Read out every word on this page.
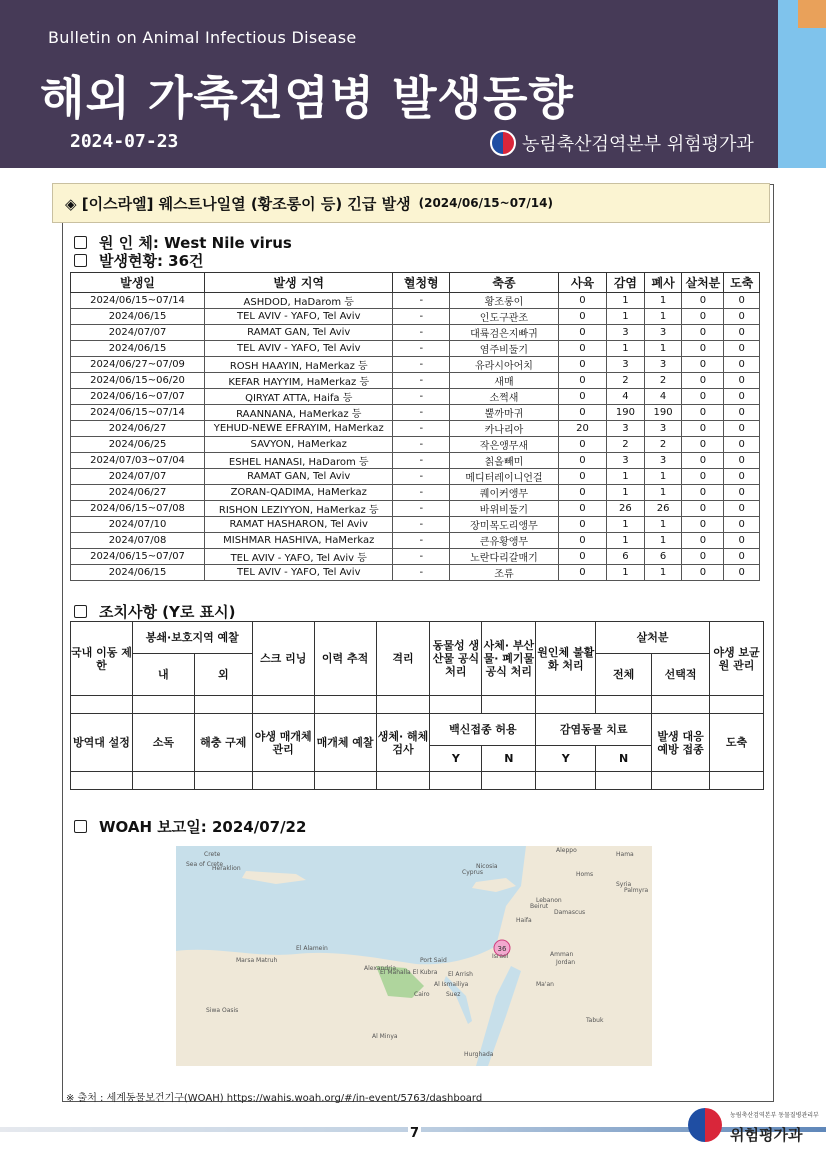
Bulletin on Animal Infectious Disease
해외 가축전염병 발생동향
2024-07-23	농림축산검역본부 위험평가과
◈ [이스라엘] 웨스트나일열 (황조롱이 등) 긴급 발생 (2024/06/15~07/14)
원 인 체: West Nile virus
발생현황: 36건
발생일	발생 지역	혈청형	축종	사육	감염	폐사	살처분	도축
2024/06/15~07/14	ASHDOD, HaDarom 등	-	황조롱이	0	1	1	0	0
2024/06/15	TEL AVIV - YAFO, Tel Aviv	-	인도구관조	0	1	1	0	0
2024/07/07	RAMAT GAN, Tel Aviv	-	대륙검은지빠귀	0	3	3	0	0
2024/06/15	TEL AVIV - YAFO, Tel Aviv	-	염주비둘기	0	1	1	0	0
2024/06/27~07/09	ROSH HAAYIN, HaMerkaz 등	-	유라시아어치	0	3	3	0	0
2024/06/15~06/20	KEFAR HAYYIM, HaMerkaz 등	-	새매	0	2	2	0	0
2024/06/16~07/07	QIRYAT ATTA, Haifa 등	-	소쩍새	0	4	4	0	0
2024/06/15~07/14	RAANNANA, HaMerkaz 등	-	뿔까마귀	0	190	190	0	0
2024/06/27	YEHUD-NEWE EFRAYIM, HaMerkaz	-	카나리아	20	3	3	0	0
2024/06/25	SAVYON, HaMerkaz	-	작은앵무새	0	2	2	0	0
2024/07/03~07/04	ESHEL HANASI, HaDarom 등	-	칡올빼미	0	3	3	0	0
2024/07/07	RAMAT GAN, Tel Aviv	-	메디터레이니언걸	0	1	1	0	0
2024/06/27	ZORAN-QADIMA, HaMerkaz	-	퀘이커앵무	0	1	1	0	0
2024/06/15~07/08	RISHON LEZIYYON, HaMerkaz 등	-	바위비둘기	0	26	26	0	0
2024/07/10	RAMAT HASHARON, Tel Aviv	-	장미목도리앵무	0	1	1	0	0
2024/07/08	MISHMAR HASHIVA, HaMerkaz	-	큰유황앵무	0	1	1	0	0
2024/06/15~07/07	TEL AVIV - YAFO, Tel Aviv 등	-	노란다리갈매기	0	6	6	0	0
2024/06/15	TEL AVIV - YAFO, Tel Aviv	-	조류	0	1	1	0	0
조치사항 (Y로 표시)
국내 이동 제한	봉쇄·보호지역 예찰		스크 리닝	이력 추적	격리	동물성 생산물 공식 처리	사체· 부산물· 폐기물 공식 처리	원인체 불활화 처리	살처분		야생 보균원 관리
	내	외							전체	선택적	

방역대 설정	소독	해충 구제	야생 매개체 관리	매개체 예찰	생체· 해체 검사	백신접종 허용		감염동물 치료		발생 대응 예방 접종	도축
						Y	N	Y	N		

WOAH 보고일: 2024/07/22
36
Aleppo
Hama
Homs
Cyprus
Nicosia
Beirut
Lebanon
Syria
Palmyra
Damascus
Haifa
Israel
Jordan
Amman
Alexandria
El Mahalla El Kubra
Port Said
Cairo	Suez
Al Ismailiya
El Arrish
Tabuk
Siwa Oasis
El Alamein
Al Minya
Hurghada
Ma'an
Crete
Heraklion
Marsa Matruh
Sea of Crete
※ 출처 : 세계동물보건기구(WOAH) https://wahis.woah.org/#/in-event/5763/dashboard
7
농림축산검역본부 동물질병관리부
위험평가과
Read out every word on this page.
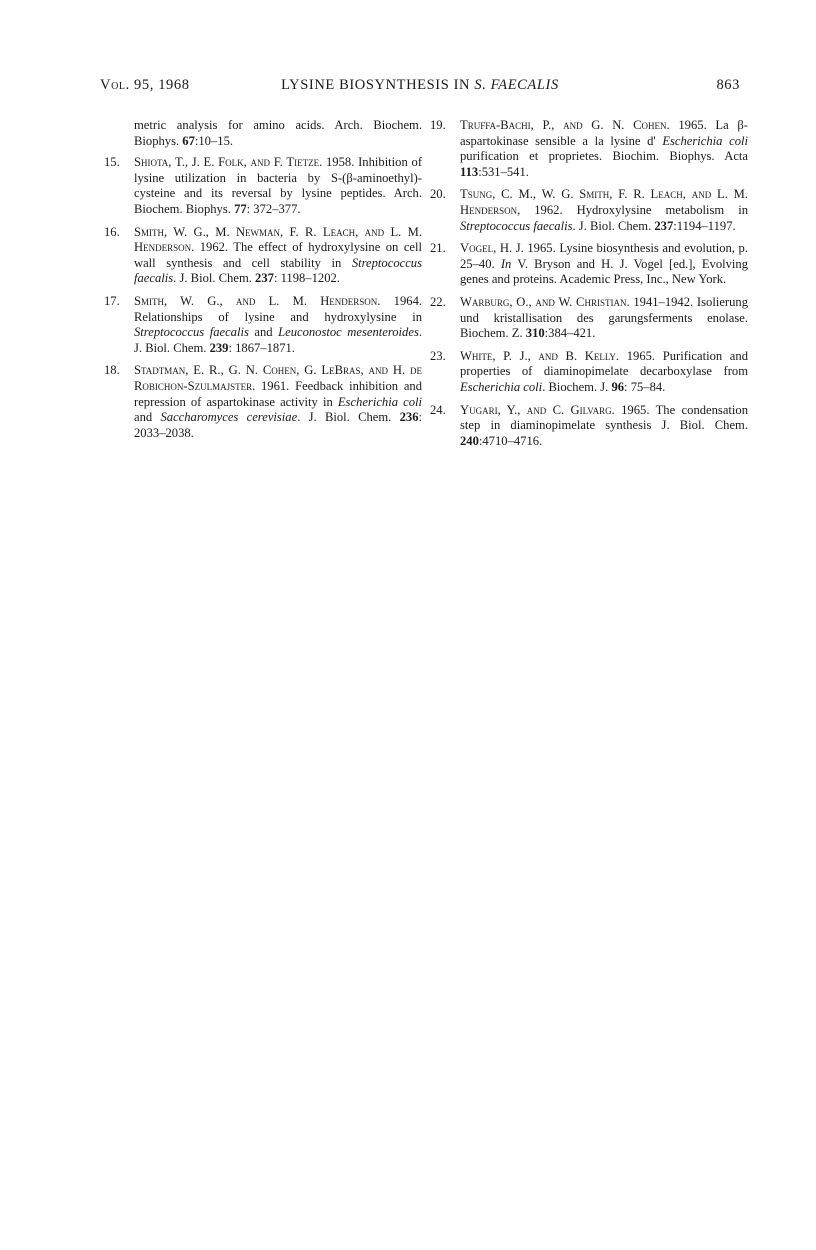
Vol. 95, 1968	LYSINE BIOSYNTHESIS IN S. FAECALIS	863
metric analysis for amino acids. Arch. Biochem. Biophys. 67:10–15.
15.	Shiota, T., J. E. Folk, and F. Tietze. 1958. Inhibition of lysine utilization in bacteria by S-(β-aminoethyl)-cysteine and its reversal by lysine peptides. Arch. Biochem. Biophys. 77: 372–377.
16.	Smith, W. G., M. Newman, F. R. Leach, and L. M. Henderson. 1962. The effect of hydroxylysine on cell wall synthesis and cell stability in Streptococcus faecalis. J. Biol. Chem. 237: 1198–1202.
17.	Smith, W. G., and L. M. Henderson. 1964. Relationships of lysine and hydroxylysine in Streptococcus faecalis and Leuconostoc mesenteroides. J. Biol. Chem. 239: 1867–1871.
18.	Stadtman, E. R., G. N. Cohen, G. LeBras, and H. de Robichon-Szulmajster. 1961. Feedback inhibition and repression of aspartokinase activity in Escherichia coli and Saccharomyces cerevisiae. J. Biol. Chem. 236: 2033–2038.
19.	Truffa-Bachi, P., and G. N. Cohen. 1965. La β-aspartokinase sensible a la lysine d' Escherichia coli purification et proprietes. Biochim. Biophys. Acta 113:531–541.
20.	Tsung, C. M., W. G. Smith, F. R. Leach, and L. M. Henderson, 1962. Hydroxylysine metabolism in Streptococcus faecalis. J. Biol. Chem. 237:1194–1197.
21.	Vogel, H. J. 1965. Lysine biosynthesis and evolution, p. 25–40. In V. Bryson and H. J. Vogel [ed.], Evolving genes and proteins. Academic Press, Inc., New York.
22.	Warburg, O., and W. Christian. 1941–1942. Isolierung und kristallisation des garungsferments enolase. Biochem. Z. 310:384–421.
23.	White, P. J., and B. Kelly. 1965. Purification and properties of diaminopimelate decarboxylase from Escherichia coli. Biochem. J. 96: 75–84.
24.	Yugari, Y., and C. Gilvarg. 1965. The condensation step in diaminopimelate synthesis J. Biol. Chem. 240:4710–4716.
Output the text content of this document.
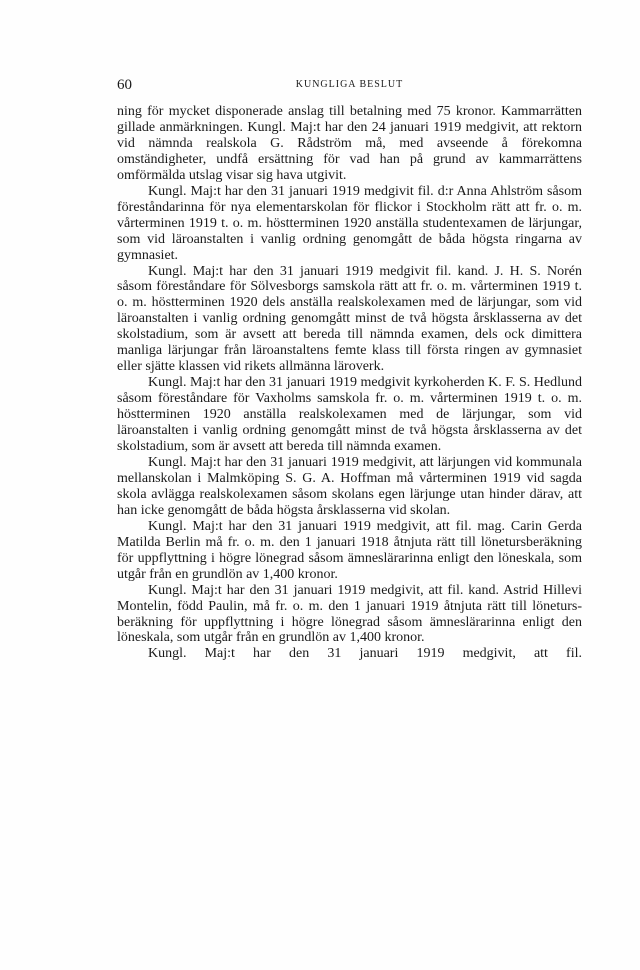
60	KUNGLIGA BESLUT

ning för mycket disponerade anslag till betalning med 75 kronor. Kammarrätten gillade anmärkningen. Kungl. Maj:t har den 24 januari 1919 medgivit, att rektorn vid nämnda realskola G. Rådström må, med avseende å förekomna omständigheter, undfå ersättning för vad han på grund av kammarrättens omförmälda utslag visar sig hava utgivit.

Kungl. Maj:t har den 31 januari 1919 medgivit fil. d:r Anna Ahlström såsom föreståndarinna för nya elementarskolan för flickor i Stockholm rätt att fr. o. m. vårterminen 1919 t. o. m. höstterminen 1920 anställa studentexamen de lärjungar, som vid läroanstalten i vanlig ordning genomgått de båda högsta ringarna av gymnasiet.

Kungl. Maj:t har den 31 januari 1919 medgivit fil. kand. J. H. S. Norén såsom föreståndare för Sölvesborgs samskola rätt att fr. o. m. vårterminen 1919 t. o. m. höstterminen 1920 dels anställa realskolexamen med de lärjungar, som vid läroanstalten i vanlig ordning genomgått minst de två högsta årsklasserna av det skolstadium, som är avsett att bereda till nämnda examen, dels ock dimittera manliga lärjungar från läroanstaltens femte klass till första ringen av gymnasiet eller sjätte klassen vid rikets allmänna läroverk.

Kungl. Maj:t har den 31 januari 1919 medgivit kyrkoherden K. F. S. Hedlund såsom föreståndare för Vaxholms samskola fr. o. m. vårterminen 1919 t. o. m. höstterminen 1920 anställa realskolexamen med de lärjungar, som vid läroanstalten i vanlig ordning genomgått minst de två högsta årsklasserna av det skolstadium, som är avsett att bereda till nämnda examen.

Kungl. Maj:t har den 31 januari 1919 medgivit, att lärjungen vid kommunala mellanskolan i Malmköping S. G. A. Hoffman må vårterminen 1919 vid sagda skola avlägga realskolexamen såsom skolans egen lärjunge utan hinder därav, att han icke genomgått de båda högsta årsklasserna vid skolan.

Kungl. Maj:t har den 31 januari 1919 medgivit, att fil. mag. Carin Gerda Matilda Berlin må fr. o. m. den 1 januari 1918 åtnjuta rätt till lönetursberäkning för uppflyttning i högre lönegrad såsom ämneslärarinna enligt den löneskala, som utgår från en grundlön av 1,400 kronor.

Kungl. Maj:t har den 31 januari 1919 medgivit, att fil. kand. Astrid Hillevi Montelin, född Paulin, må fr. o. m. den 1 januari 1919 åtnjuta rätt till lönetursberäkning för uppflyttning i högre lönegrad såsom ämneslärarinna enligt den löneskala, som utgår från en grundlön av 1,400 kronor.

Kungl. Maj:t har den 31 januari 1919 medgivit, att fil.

WORK ITEM:
Look through the records and copy every line that has the word "genomgått".

TASK RESULT:
Kungl. Maj:t har den 31 januari 1919 medgivit fil. d:r Anna Ahlström såsom föreståndarinna för nya elementarskolan för flickor i Stockholm rätt att fr. o. m. vårterminen 1919 t. o. m. höstterminen 1920 anställa studentexamen de lärjungar, som vid läroanstalten i vanlig ordning genomgått de båda högsta ringarna av gymnasiet.
Kungl. Maj:t har den 31 januari 1919 medgivit fil. kand. J. H. S. Norén såsom föreståndare för Sölvesborgs samskola rätt att fr. o. m. vårterminen 1919 t. o. m. höstterminen 1920 dels anställa realskolexamen med de lärjungar, som vid läroanstalten i vanlig ordning genomgått minst de två högsta årsklasserna av det skolstadium, som är avsett att bereda till nämnda examen, dels ock dimittera manliga lärjungar från läroanstaltens femte klass till första ringen av gymnasiet eller sjätte klassen vid rikets allmänna läroverk.
Kungl. Maj:t har den 31 januari 1919 medgivit kyrkoherden K. F. S. Hedlund såsom föreståndare för Vaxholms samskola fr. o. m. vårterminen 1919 t. o. m. höstterminen 1920 anställa realskolexamen med de lärjungar, som vid läroanstalten i vanlig ordning genomgått minst de två högsta årsklasserna av det skolstadium, som är avsett att bereda till nämnda examen.
Kungl. Maj:t har den 31 januari 1919 medgivit, att lärjungen vid kommunala mellanskolan i Malmköping S. G. A. Hoffman må vårterminen 1919 vid sagda skola avlägga realskolexamen såsom skolans egen lärjunge utan hinder därav, att han icke genomgått de båda högsta årsklasserna vid skolan.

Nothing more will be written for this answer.